● What the task asks
Scan the records and identify every line in which the string "UpRock" occurs, then return those lines.

● Provided data
----
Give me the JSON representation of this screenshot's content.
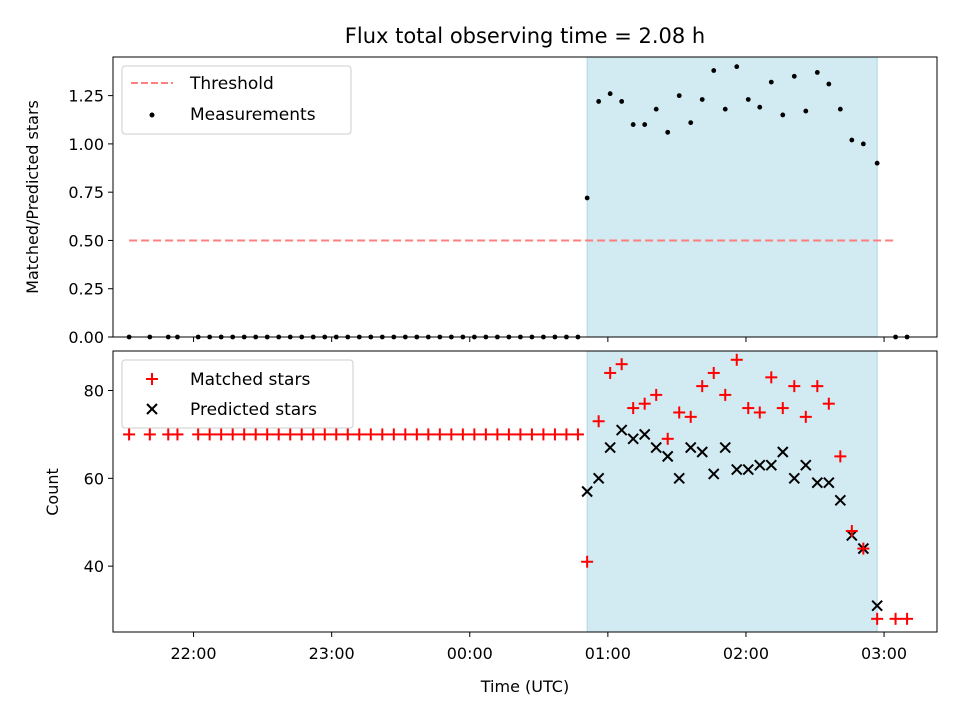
{
  "title": "Flux total observing time = 2.08 h",
  "colors": {
    "span": "#add8e6",
    "threshold": "#ff7f7f",
    "matched": "#ff0000",
    "predicted": "#000000",
    "measurement": "#000000"
  },
  "chart_data": [
    {
      "type": "scatter",
      "ylabel": "Matched/Predicted stars",
      "xlim": [
        "21:25",
        "03:23"
      ],
      "ylim": [
        0,
        1.45
      ],
      "yticks": [
        0,
        0.25,
        0.5,
        0.75,
        1.0,
        1.25
      ],
      "ytick_labels": [
        "0.00",
        "0.25",
        "0.50",
        "0.75",
        "1.00",
        "1.25"
      ],
      "xticks": [
        "22:00",
        "23:00",
        "00:00",
        "01:00",
        "02:00",
        "03:00"
      ],
      "shaded_span": [
        "00:51",
        "02:57"
      ],
      "legend": {
        "location": "upper-left",
        "entries": [
          "Threshold",
          "Measurements"
        ]
      },
      "threshold": {
        "name": "Threshold",
        "y": 0.5,
        "x_range": [
          "21:32",
          "03:05"
        ]
      },
      "measurements": {
        "name": "Measurements",
        "x": [
          "21:32",
          "21:41",
          "21:49",
          "21:53",
          "22:02",
          "22:07",
          "22:12",
          "22:17",
          "22:22",
          "22:27",
          "22:32",
          "22:37",
          "22:42",
          "22:47",
          "22:52",
          "22:57",
          "23:02",
          "23:07",
          "23:12",
          "23:17",
          "23:22",
          "23:27",
          "23:32",
          "23:37",
          "23:42",
          "23:47",
          "23:52",
          "23:57",
          "00:02",
          "00:07",
          "00:12",
          "00:17",
          "00:22",
          "00:27",
          "00:32",
          "00:37",
          "00:42",
          "00:47",
          "00:51",
          "00:56",
          "01:01",
          "01:06",
          "01:11",
          "01:16",
          "01:21",
          "01:26",
          "01:31",
          "01:36",
          "01:41",
          "01:46",
          "01:51",
          "01:56",
          "02:01",
          "02:06",
          "02:11",
          "02:16",
          "02:21",
          "02:26",
          "02:31",
          "02:36",
          "02:41",
          "02:46",
          "02:51",
          "02:57",
          "03:05",
          "03:10"
        ],
        "y": [
          0,
          0,
          0,
          0,
          0,
          0,
          0,
          0,
          0,
          0,
          0,
          0,
          0,
          0,
          0,
          0,
          0,
          0,
          0,
          0,
          0,
          0,
          0,
          0,
          0,
          0,
          0,
          0,
          0,
          0,
          0,
          0,
          0,
          0,
          0,
          0,
          0,
          0,
          0.72,
          1.22,
          1.26,
          1.22,
          1.1,
          1.1,
          1.18,
          1.06,
          1.25,
          1.11,
          1.23,
          1.38,
          1.18,
          1.4,
          1.23,
          1.19,
          1.32,
          1.15,
          1.35,
          1.17,
          1.37,
          1.31,
          1.18,
          1.02,
          1.0,
          0.9,
          0,
          0
        ]
      }
    },
    {
      "type": "scatter",
      "xlabel": "Time (UTC)",
      "ylabel": "Count",
      "xlim": [
        "21:25",
        "03:23"
      ],
      "ylim": [
        25,
        89
      ],
      "yticks": [
        40,
        60,
        80
      ],
      "xticks": [
        "22:00",
        "23:00",
        "00:00",
        "01:00",
        "02:00",
        "03:00"
      ],
      "shaded_span": [
        "00:51",
        "02:57"
      ],
      "legend": {
        "location": "upper-left",
        "entries": [
          "Matched stars",
          "Predicted stars"
        ]
      },
      "series": [
        {
          "name": "Matched stars",
          "marker": "plus",
          "x": [
            "21:32",
            "21:41",
            "21:49",
            "21:53",
            "22:02",
            "22:07",
            "22:12",
            "22:17",
            "22:22",
            "22:27",
            "22:32",
            "22:37",
            "22:42",
            "22:47",
            "22:52",
            "22:57",
            "23:02",
            "23:07",
            "23:12",
            "23:17",
            "23:22",
            "23:27",
            "23:32",
            "23:37",
            "23:42",
            "23:47",
            "23:52",
            "23:57",
            "00:02",
            "00:07",
            "00:12",
            "00:17",
            "00:22",
            "00:27",
            "00:32",
            "00:37",
            "00:42",
            "00:47",
            "00:51",
            "00:56",
            "01:01",
            "01:06",
            "01:11",
            "01:16",
            "01:21",
            "01:26",
            "01:31",
            "01:36",
            "01:41",
            "01:46",
            "01:51",
            "01:56",
            "02:01",
            "02:06",
            "02:11",
            "02:16",
            "02:21",
            "02:26",
            "02:31",
            "02:36",
            "02:41",
            "02:46",
            "02:51",
            "02:57",
            "03:05",
            "03:10"
          ],
          "y": [
            70,
            70,
            70,
            70,
            70,
            70,
            70,
            70,
            70,
            70,
            70,
            70,
            70,
            70,
            70,
            70,
            70,
            70,
            70,
            70,
            70,
            70,
            70,
            70,
            70,
            70,
            70,
            70,
            70,
            70,
            70,
            70,
            70,
            70,
            70,
            70,
            70,
            70,
            41,
            73,
            84,
            86,
            76,
            77,
            79,
            69,
            75,
            74,
            81,
            84,
            79,
            87,
            76,
            75,
            83,
            76,
            81,
            74,
            81,
            77,
            65,
            48,
            44,
            28,
            28,
            28
          ]
        },
        {
          "name": "Predicted stars",
          "marker": "x",
          "x": [
            "00:51",
            "00:56",
            "01:01",
            "01:06",
            "01:11",
            "01:16",
            "01:21",
            "01:26",
            "01:31",
            "01:36",
            "01:41",
            "01:46",
            "01:51",
            "01:56",
            "02:01",
            "02:06",
            "02:11",
            "02:16",
            "02:21",
            "02:26",
            "02:31",
            "02:36",
            "02:41",
            "02:46",
            "02:51",
            "02:57"
          ],
          "y": [
            57,
            60,
            67,
            71,
            69,
            70,
            67,
            65,
            60,
            67,
            66,
            61,
            67,
            62,
            62,
            63,
            63,
            66,
            60,
            63,
            59,
            59,
            55,
            47,
            44,
            31
          ]
        }
      ]
    }
  ]
}
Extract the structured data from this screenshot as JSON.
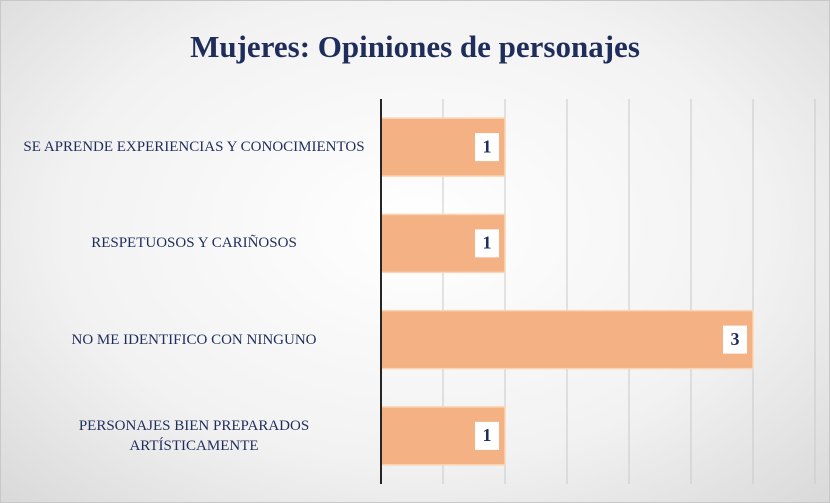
{
  "chart_data": {
    "type": "bar",
    "orientation": "horizontal",
    "title": "Mujeres: Opiniones de personajes",
    "categories": [
      "SE APRENDE EXPERIENCIAS Y CONOCIMIENTOS",
      "RESPETUOSOS Y CARIÑOSOS",
      "NO ME IDENTIFICO CON NINGUNO",
      "PERSONAJES BIEN PREPARADOS ARTÍSTICAMENTE"
    ],
    "values": [
      1,
      1,
      3,
      1
    ],
    "color": "#f4b183",
    "xlim": [
      0,
      3.5
    ],
    "xticks": [
      0,
      0.5,
      1,
      1.5,
      2,
      2.5,
      3,
      3.5
    ],
    "grid": true
  }
}
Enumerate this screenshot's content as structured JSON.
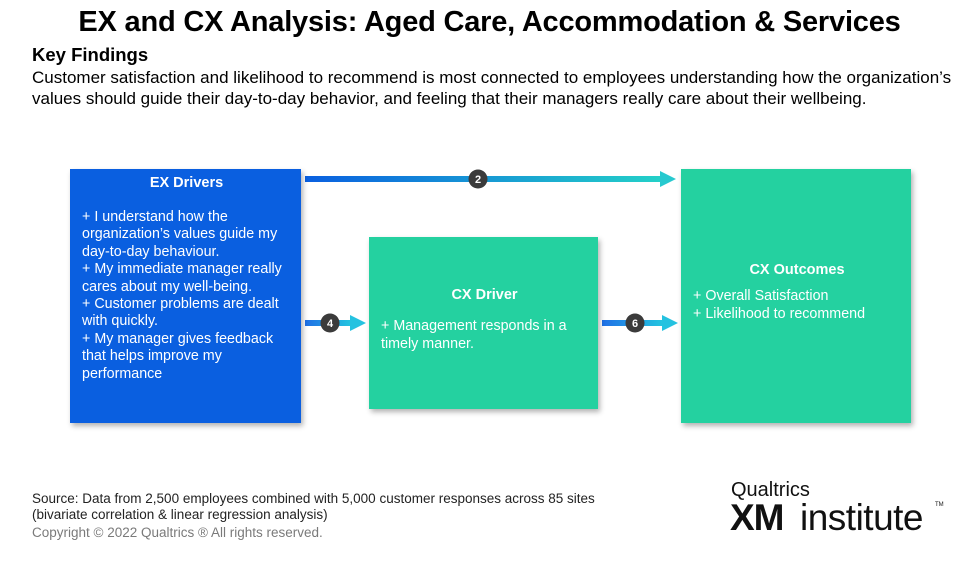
{
  "header": {
    "title": "EX and CX Analysis: Aged Care, Accommodation & Services",
    "subtitle": "Key Findings",
    "description": "Customer satisfaction and likelihood to recommend is most connected to employees understanding how the organization’s values should guide their day-to-day behavior, and feeling that their managers really care about their wellbeing."
  },
  "diagram": {
    "ex_drivers": {
      "title": "EX Drivers",
      "items": [
        "+ I understand how the organization’s values guide my day-to-day behaviour.",
        "+  My immediate manager really cares about my well-being.",
        "+ Customer problems are dealt with quickly.",
        "+ My manager gives feedback that helps improve my performance"
      ],
      "color": "#0a5fe0"
    },
    "cx_driver": {
      "title": "CX Driver",
      "items": [
        "+ Management responds in a timely manner."
      ],
      "color": "#24d1a0"
    },
    "cx_outcomes": {
      "title": "CX Outcomes",
      "items": [
        "+ Overall Satisfaction",
        "+ Likelihood to recommend"
      ],
      "color": "#24d1a0"
    },
    "connectors": [
      {
        "from": "EX Drivers",
        "to": "CX Outcomes",
        "label": "2"
      },
      {
        "from": "EX Drivers",
        "to": "CX Driver",
        "label": "4"
      },
      {
        "from": "CX Driver",
        "to": "CX Outcomes",
        "label": "6"
      }
    ]
  },
  "footer": {
    "source_line1": "Source: Data from 2,500 employees combined with 5,000 customer responses across 85 sites",
    "source_line2": "(bivariate correlation & linear regression analysis)",
    "copyright": "Copyright © 2022 Qualtrics ® All rights reserved.",
    "logo_top": "Qualtrics",
    "logo_xm": "XM",
    "logo_institute": "institute",
    "logo_tm": "TM"
  }
}
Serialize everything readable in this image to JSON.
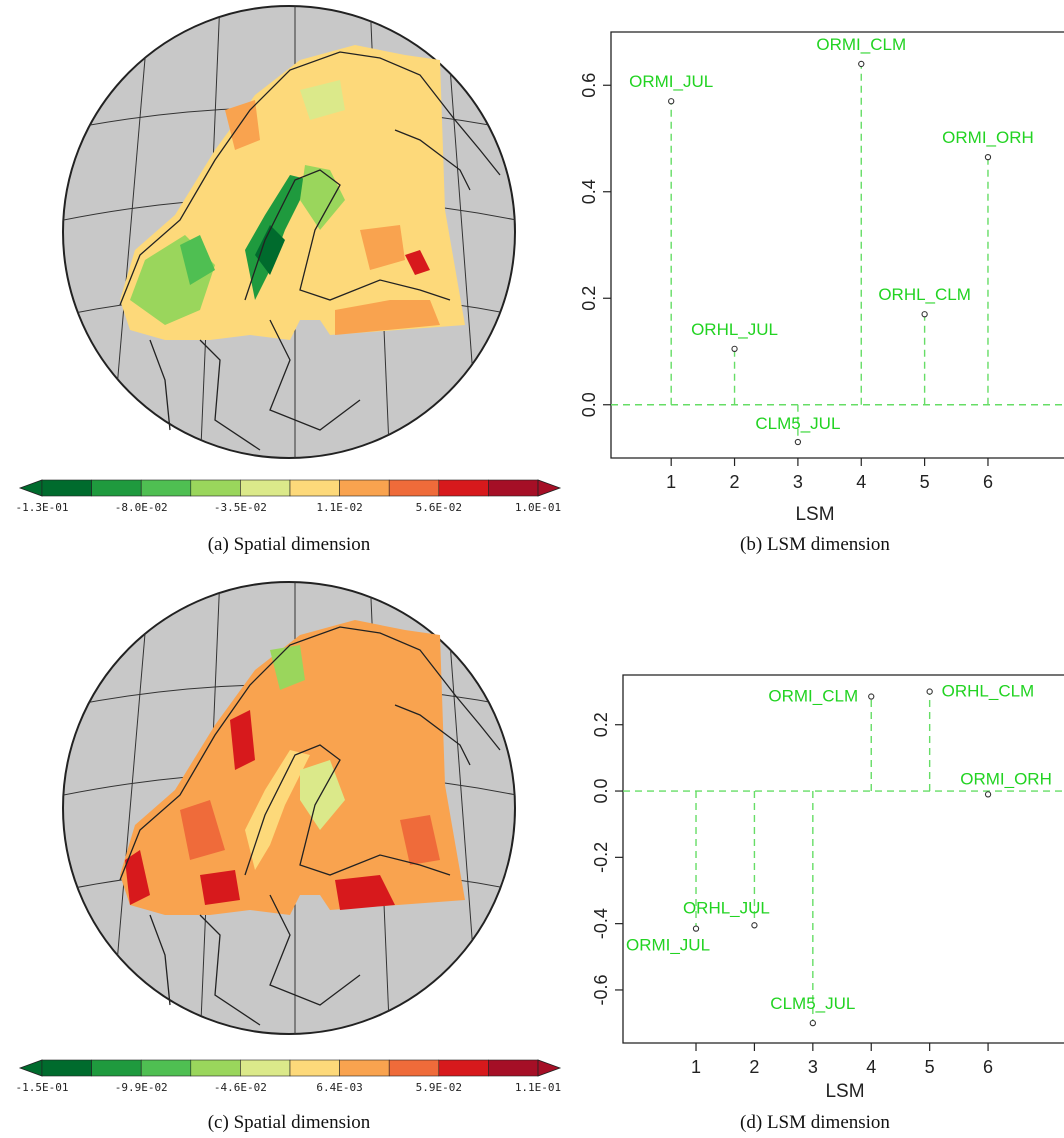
{
  "colors": {
    "label": "#22d322",
    "stem": "#66dd66",
    "ocean": "#c8c8c8",
    "palette": [
      "#006b2d",
      "#1f9a3e",
      "#4fbf52",
      "#9ad65c",
      "#dbe98a",
      "#fdd97a",
      "#f9a34f",
      "#ef6b3a",
      "#d7191c",
      "#a50f26"
    ]
  },
  "panels": {
    "a": {
      "caption": "(a) Spatial dimension",
      "colorbar_ticks": [
        "-1.3E-01",
        "-8.0E-02",
        "-3.5E-02",
        "1.1E-02",
        "5.6E-02",
        "1.0E-01"
      ]
    },
    "c": {
      "caption": "(c) Spatial dimension",
      "colorbar_ticks": [
        "-1.5E-01",
        "-9.9E-02",
        "-4.6E-02",
        "6.4E-03",
        "5.9E-02",
        "1.1E-01"
      ]
    },
    "b": {
      "caption": "(b) LSM dimension",
      "xlabel": "LSM",
      "ticks_y": [
        "0.0",
        "0.2",
        "0.4",
        "0.6"
      ],
      "ticks_x": [
        "1",
        "2",
        "3",
        "4",
        "5",
        "6"
      ]
    },
    "d": {
      "caption": "(d) LSM dimension",
      "xlabel": "LSM",
      "ticks_y": [
        "-0.6",
        "-0.4",
        "-0.2",
        "0.0",
        "0.2"
      ],
      "ticks_x": [
        "1",
        "2",
        "3",
        "4",
        "5",
        "6"
      ]
    }
  },
  "chart_data": [
    {
      "type": "scatter",
      "panel": "b",
      "xlabel": "LSM",
      "ylabel": "",
      "xlim": [
        0.05,
        7.2
      ],
      "ylim": [
        -0.1,
        0.7
      ],
      "x": [
        1,
        2,
        3,
        4,
        5,
        6
      ],
      "values": [
        0.57,
        0.105,
        -0.07,
        0.64,
        0.17,
        0.465
      ],
      "labels": [
        "ORMI_JUL",
        "ORHL_JUL",
        "CLM5_JUL",
        "ORMI_CLM",
        "ORHL_CLM",
        "ORMI_ORH"
      ],
      "grid": false
    },
    {
      "type": "scatter",
      "panel": "d",
      "xlabel": "LSM",
      "ylabel": "",
      "xlim": [
        -0.25,
        7.3
      ],
      "ylim": [
        -0.76,
        0.35
      ],
      "x": [
        1,
        2,
        3,
        4,
        5,
        6
      ],
      "values": [
        -0.415,
        -0.405,
        -0.7,
        0.285,
        0.3,
        -0.01
      ],
      "labels": [
        "ORMI_JUL",
        "ORHL_JUL",
        "CLM5_JUL",
        "ORMI_CLM",
        "ORHL_CLM",
        "ORMI_ORH"
      ],
      "grid": false
    }
  ]
}
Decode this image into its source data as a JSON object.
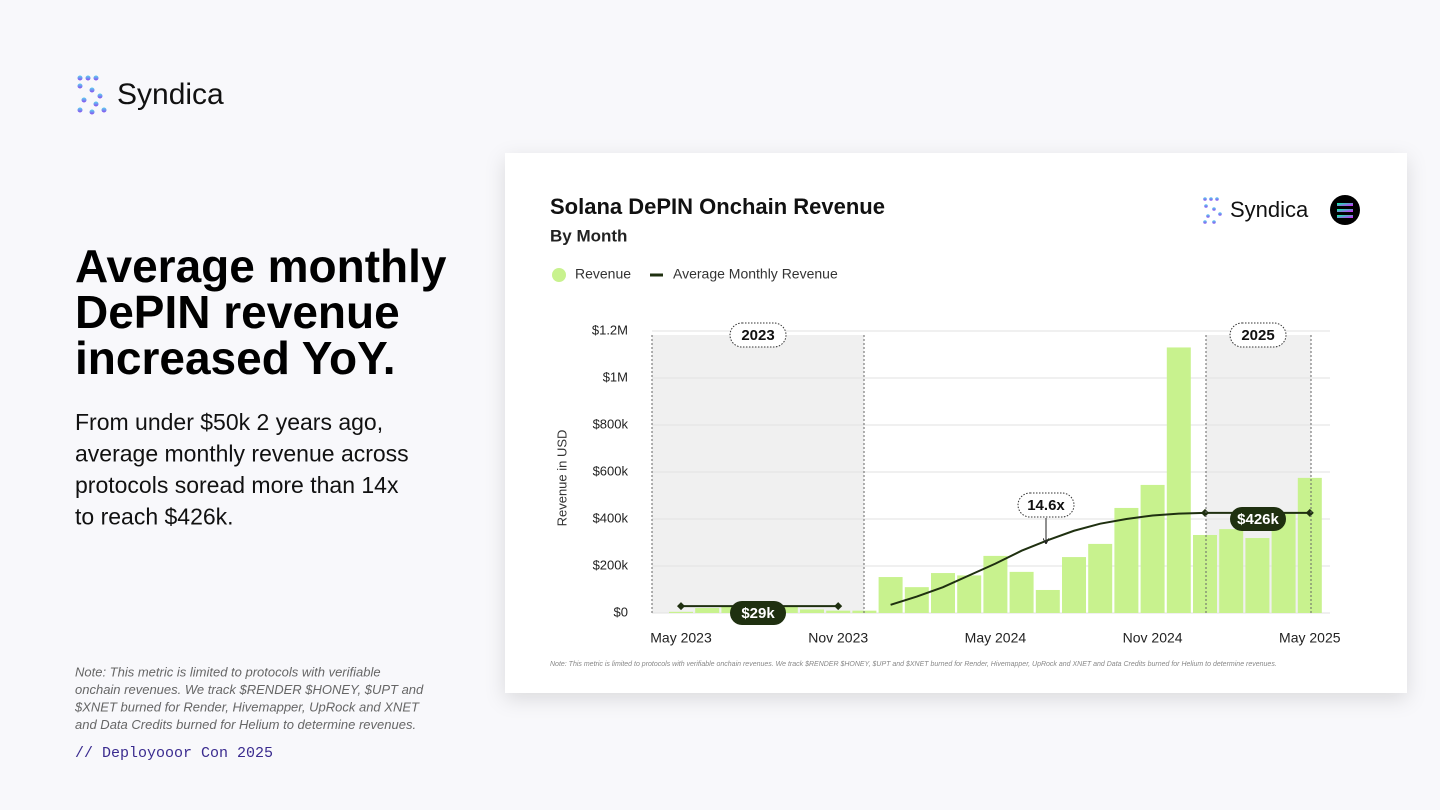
{
  "slide": {
    "logo": "Syndica",
    "headline": [
      "Average monthly",
      "DePIN revenue",
      "increased YoY."
    ],
    "body": [
      "From under $50k 2 years ago,",
      "average monthly revenue across",
      "protocols soread more than 14x",
      "to reach $426k."
    ],
    "note": [
      "Note: This metric is limited to protocols with verifiable",
      "onchain revenues. We track $RENDER $HONEY, $UPT and",
      "$XNET burned for Render, Hivemapper, UpRock and XNET",
      "and Data Credits burned for Helium to determine revenues."
    ],
    "footer": "// Deployooor Con 2025"
  },
  "chart_data": {
    "type": "bar",
    "title": "Solana DePIN Onchain Revenue",
    "subtitle": "By Month",
    "brand": "Syndica",
    "y_label": "Revenue in USD",
    "categories": [
      "May 2023",
      null,
      null,
      null,
      null,
      null,
      "Nov 2023",
      null,
      null,
      null,
      null,
      null,
      "May 2024",
      null,
      null,
      null,
      null,
      null,
      "Nov 2024",
      null,
      null,
      null,
      null,
      null,
      "May 2025"
    ],
    "series": [
      {
        "name": "Revenue",
        "color": "#c8f28e",
        "values": [
          5000,
          21000,
          30000,
          40000,
          30000,
          15000,
          10000,
          10000,
          153000,
          110000,
          170000,
          160000,
          243000,
          175000,
          98000,
          238000,
          294000,
          447000,
          545000,
          1130000,
          332000,
          357000,
          319000,
          430000,
          575000
        ]
      },
      {
        "name": "Average Monthly Revenue",
        "type": "line",
        "color": "#1f3010",
        "values": [
          29000,
          29000,
          29000,
          29000,
          29000,
          29000,
          29000,
          null,
          35000,
          70000,
          110000,
          160000,
          210000,
          265000,
          310000,
          350000,
          380000,
          400000,
          415000,
          423000,
          426000,
          426000,
          426000,
          426000,
          426000
        ]
      }
    ],
    "ylim": [
      0,
      1200000
    ],
    "yticks": [
      {
        "value": 0,
        "label": "$0"
      },
      {
        "value": 200000,
        "label": "$200k"
      },
      {
        "value": 400000,
        "label": "$400k"
      },
      {
        "value": 600000,
        "label": "$600k"
      },
      {
        "value": 800000,
        "label": "$800k"
      },
      {
        "value": 1000000,
        "label": "$1M"
      },
      {
        "value": 1200000,
        "label": "$1.2M"
      }
    ],
    "grid": true,
    "annotations": [
      "2023",
      "2025",
      "$29k",
      "14.6x",
      "$426k"
    ],
    "note": "Note: This metric is limited to protocols with verifiable onchain revenues. We track $RENDER $HONEY, $UPT and $XNET burned for Render, Hivemapper, UpRock and XNET and Data Credits burned for Helium to determine revenues."
  }
}
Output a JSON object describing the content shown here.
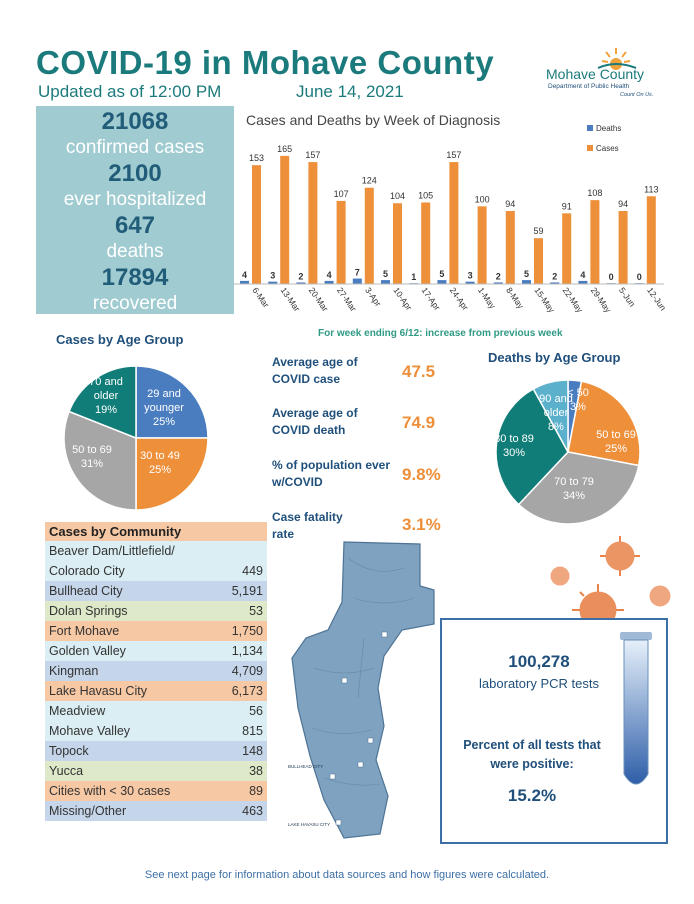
----
● Expected output
      "$XNET burned for Render, Hivemapper, UpRock and XNET",
    "note": "Note: This metric is limited to protocols with verifiable onchain revenues. We track $RENDER $HONEY, $UPT and $XNET burned for Render, Hivemapper, UpRock and XNET and Data Credits burned for Helium to determine revenues."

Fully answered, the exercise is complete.